■ Required work: Write out the full set of records exactly. Any pictures in them do not belong in the copy.

[Data excerpts start]

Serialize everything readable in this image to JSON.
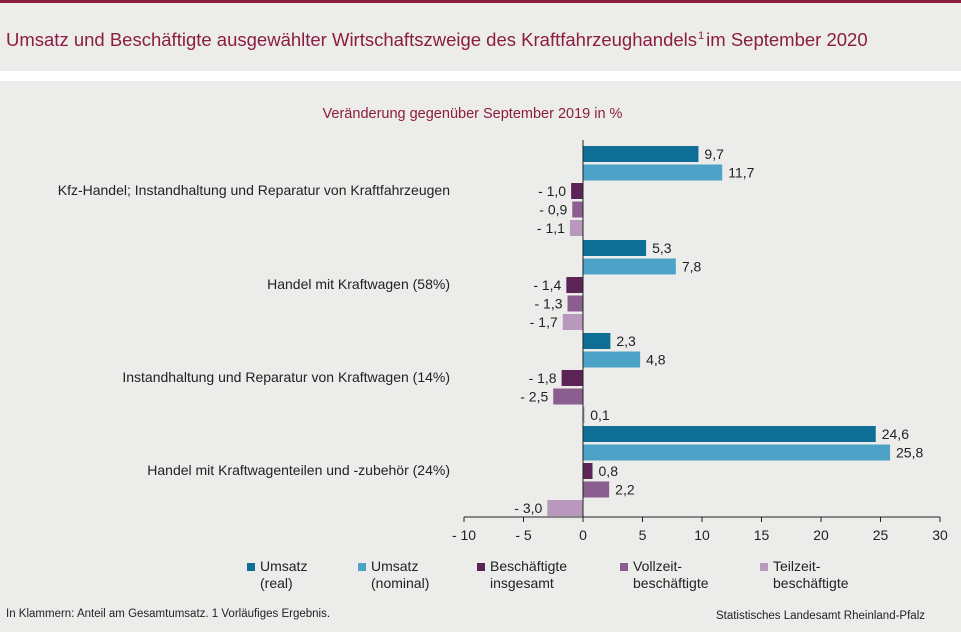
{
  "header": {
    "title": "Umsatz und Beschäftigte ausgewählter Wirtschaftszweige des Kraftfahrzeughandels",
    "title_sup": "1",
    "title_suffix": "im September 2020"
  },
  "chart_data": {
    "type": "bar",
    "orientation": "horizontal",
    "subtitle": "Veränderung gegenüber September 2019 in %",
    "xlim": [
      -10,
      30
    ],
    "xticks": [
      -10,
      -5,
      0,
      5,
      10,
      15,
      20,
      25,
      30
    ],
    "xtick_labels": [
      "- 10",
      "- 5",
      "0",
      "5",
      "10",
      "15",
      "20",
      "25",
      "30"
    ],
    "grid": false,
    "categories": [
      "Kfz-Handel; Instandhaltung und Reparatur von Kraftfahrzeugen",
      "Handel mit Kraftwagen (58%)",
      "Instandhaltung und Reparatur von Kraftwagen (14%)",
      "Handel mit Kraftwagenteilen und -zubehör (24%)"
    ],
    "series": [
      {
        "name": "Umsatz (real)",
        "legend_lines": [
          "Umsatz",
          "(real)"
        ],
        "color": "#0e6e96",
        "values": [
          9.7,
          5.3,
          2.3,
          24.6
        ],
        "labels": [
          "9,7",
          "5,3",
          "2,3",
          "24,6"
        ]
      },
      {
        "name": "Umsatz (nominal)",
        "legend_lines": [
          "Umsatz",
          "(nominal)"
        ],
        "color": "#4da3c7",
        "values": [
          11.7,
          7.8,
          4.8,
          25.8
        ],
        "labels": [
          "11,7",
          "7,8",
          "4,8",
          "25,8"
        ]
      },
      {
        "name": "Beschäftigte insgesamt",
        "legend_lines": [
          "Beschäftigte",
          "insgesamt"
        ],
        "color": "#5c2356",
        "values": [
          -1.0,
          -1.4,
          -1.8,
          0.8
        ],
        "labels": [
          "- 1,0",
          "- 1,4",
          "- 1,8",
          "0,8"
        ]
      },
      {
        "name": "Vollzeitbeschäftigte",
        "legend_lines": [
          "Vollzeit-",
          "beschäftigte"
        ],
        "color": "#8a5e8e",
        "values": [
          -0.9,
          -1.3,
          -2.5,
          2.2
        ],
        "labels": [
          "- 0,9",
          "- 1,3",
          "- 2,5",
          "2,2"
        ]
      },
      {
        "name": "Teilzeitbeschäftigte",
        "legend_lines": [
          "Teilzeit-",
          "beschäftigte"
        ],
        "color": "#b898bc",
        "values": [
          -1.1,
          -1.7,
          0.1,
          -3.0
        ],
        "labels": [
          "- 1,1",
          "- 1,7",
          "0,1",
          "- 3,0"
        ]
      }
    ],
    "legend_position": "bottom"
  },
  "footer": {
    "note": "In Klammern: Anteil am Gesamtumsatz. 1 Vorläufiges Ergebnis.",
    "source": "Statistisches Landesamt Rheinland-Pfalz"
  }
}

[Data excerpts end]

■ Result below:
Serialize everything readable in this image to JSON.
{
  "header": {
    "title": "Umsatz und Beschäftigte ausgewählter Wirtschaftszweige des Kraftfahrzeughandels",
    "title_sup": "1",
    "title_suffix": "im September 2020"
  },
  "chart_data": {
    "type": "bar",
    "orientation": "horizontal",
    "subtitle": "Veränderung gegenüber September 2019 in %",
    "xlim": [
      -10,
      30
    ],
    "xticks": [
      -10,
      -5,
      0,
      5,
      10,
      15,
      20,
      25,
      30
    ],
    "xtick_labels": [
      "- 10",
      "- 5",
      "0",
      "5",
      "10",
      "15",
      "20",
      "25",
      "30"
    ],
    "grid": false,
    "categories": [
      "Kfz-Handel; Instandhaltung und Reparatur von Kraftfahrzeugen",
      "Handel mit Kraftwagen (58%)",
      "Instandhaltung und Reparatur von Kraftwagen (14%)",
      "Handel mit Kraftwagenteilen und -zubehör (24%)"
    ],
    "series": [
      {
        "name": "Umsatz (real)",
        "legend_lines": [
          "Umsatz",
          "(real)"
        ],
        "color": "#0e6e96",
        "values": [
          9.7,
          5.3,
          2.3,
          24.6
        ],
        "labels": [
          "9,7",
          "5,3",
          "2,3",
          "24,6"
        ]
      },
      {
        "name": "Umsatz (nominal)",
        "legend_lines": [
          "Umsatz",
          "(nominal)"
        ],
        "color": "#4da3c7",
        "values": [
          11.7,
          7.8,
          4.8,
          25.8
        ],
        "labels": [
          "11,7",
          "7,8",
          "4,8",
          "25,8"
        ]
      },
      {
        "name": "Beschäftigte insgesamt",
        "legend_lines": [
          "Beschäftigte",
          "insgesamt"
        ],
        "color": "#5c2356",
        "values": [
          -1.0,
          -1.4,
          -1.8,
          0.8
        ],
        "labels": [
          "- 1,0",
          "- 1,4",
          "- 1,8",
          "0,8"
        ]
      },
      {
        "name": "Vollzeitbeschäftigte",
        "legend_lines": [
          "Vollzeit-",
          "beschäftigte"
        ],
        "color": "#8a5e8e",
        "values": [
          -0.9,
          -1.3,
          -2.5,
          2.2
        ],
        "labels": [
          "- 0,9",
          "- 1,3",
          "- 2,5",
          "2,2"
        ]
      },
      {
        "name": "Teilzeitbeschäftigte",
        "legend_lines": [
          "Teilzeit-",
          "beschäftigte"
        ],
        "color": "#b898bc",
        "values": [
          -1.1,
          -1.7,
          0.1,
          -3.0
        ],
        "labels": [
          "- 1,1",
          "- 1,7",
          "0,1",
          "- 3,0"
        ]
      }
    ],
    "legend_position": "bottom"
  },
  "footer": {
    "note": "In Klammern: Anteil am Gesamtumsatz. 1 Vorläufiges Ergebnis.",
    "source": "Statistisches Landesamt Rheinland-Pfalz"
  }
}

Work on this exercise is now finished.